* Direction: Look through the material below and give the number of lines holding "集镇规划建设管理工作", with no other words.

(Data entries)
* begin *
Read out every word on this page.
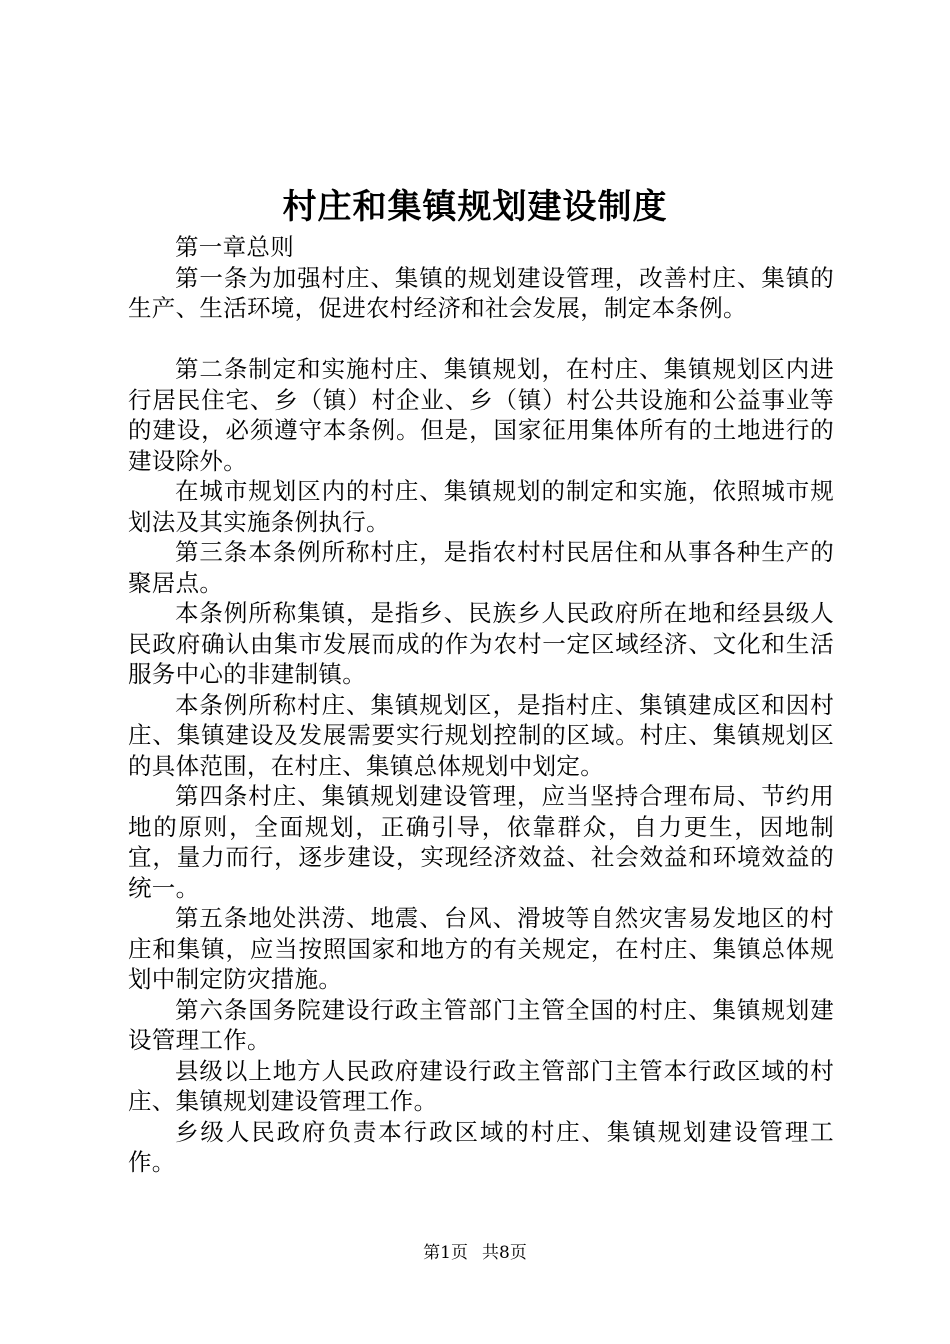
村庄和集镇规划建设制度

第一章总则

第一条为加强村庄、集镇的规划建设管理，改善村庄、集镇的生产、生活环境，促进农村经济和社会发展，制定本条例。

第二条制定和实施村庄、集镇规划，在村庄、集镇规划区内进行居民住宅、乡（镇）村企业、乡（镇）村公共设施和公益事业等的建设，必须遵守本条例。但是，国家征用集体所有的土地进行的建设除外。

在城市规划区内的村庄、集镇规划的制定和实施，依照城市规划法及其实施条例执行。

第三条本条例所称村庄，是指农村村民居住和从事各种生产的聚居点。

本条例所称集镇，是指乡、民族乡人民政府所在地和经县级人民政府确认由集市发展而成的作为农村一定区域经济、文化和生活服务中心的非建制镇。

本条例所称村庄、集镇规划区，是指村庄、集镇建成区和因村庄、集镇建设及发展需要实行规划控制的区域。村庄、集镇规划区的具体范围，在村庄、集镇总体规划中划定。

第四条村庄、集镇规划建设管理，应当坚持合理布局、节约用地的原则，全面规划，正确引导，依靠群众，自力更生，因地制宜，量力而行，逐步建设，实现经济效益、社会效益和环境效益的统一。

第五条地处洪涝、地震、台风、滑坡等自然灾害易发地区的村庄和集镇，应当按照国家和地方的有关规定，在村庄、集镇总体规划中制定防灾措施。

第六条国务院建设行政主管部门主管全国的村庄、集镇规划建设管理工作。

县级以上地方人民政府建设行政主管部门主管本行政区域的村庄、集镇规划建设管理工作。

乡级人民政府负责本行政区域的村庄、集镇规划建设管理工作。

第1页 共8页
* end *
* Answer: 3